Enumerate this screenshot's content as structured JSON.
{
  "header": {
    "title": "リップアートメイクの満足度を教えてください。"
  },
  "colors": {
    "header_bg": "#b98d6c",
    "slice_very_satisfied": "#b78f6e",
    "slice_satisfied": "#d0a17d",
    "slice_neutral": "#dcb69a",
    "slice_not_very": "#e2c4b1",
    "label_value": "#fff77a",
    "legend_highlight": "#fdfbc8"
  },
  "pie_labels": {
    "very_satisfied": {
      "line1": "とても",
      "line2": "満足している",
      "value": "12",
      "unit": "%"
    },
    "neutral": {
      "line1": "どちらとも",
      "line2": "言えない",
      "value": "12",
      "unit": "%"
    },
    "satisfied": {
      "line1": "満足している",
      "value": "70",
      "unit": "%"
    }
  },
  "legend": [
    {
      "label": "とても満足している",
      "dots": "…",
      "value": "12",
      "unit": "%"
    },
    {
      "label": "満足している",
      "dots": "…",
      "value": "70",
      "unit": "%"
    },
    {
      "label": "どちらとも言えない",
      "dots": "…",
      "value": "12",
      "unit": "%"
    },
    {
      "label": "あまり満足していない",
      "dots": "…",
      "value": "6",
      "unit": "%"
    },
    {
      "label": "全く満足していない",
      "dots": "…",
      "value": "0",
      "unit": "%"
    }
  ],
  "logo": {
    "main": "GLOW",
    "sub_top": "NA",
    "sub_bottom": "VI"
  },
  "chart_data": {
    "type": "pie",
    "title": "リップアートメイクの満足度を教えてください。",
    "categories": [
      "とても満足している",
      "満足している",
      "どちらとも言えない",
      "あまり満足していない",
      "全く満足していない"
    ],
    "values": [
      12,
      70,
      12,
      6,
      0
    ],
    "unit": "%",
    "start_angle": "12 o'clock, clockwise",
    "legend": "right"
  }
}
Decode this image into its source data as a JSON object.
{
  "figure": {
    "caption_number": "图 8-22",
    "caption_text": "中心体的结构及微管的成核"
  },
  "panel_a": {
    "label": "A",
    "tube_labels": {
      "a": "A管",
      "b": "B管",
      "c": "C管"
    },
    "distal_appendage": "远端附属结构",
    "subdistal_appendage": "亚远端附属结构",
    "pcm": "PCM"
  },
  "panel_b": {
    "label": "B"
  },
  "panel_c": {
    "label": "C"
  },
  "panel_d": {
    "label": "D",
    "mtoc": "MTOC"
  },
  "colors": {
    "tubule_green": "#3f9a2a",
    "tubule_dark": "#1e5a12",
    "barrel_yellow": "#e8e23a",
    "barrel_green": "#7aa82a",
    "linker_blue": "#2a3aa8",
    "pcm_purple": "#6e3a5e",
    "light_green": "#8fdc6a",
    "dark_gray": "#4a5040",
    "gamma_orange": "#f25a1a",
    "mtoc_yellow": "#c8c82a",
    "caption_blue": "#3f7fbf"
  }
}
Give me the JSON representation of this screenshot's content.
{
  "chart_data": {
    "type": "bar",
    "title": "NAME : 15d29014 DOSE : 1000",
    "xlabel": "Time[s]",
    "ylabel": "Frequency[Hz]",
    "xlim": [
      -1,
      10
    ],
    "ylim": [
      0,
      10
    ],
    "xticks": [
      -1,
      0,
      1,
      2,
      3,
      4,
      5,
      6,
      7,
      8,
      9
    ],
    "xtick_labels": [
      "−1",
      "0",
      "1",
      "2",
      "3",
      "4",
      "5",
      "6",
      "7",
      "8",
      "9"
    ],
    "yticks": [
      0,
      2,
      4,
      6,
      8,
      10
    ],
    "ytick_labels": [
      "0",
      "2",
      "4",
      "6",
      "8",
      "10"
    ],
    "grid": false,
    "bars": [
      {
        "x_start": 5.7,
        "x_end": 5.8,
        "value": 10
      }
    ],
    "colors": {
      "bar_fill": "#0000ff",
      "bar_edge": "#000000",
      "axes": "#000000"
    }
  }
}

________________________

### [WHAT THIS TASK INVOLVES]
State the count of lines with the word "JSON" in them, and write nothing else.

### [WORKED SOLUTION]
3